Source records
+++++
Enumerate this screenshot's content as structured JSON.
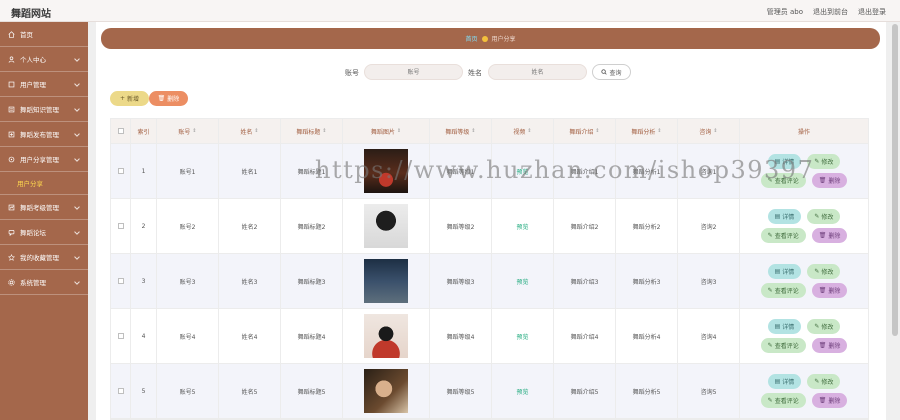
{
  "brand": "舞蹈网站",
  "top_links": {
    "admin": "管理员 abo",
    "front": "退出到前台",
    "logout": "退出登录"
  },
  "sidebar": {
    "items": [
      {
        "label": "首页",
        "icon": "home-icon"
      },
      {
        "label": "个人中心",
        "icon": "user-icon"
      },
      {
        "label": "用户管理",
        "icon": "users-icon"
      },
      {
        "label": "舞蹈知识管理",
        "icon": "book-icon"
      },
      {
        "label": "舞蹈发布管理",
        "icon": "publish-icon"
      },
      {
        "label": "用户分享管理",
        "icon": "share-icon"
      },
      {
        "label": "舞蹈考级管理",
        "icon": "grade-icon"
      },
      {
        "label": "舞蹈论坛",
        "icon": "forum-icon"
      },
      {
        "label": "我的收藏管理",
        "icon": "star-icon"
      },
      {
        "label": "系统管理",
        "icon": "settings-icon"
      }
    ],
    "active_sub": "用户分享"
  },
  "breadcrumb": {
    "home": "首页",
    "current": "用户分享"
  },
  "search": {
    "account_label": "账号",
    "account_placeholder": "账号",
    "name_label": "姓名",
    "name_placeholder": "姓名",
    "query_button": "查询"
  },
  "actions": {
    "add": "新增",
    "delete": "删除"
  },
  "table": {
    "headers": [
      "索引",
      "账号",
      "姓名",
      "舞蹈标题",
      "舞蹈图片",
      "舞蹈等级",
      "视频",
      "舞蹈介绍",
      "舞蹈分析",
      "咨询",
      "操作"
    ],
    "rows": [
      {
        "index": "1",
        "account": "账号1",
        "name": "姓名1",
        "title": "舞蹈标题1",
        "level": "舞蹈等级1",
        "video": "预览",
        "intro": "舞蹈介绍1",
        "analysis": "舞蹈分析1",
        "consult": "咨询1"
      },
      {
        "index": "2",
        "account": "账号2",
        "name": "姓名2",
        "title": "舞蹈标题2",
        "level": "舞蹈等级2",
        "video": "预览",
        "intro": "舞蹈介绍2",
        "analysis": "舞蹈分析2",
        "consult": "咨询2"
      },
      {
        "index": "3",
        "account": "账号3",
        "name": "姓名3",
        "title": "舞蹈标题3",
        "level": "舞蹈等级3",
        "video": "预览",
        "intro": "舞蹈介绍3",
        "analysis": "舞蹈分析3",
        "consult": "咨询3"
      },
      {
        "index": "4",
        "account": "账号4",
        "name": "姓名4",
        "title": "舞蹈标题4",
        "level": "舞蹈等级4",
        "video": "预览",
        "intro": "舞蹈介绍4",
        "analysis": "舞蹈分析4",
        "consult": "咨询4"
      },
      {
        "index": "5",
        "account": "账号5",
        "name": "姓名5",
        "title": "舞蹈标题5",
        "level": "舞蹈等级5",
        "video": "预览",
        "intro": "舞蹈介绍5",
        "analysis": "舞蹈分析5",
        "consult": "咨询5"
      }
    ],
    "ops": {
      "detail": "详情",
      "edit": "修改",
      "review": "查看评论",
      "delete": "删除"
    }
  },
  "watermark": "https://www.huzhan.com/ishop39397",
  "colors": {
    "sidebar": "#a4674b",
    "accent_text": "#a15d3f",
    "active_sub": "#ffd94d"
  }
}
+++++
Problem details: Pick out the lines containing the string "analysis".

Reply:
        "analysis": "舞蹈分析1",
        "analysis": "舞蹈分析2",
        "analysis": "舞蹈分析3",
        "analysis": "舞蹈分析4",
        "analysis": "舞蹈分析5",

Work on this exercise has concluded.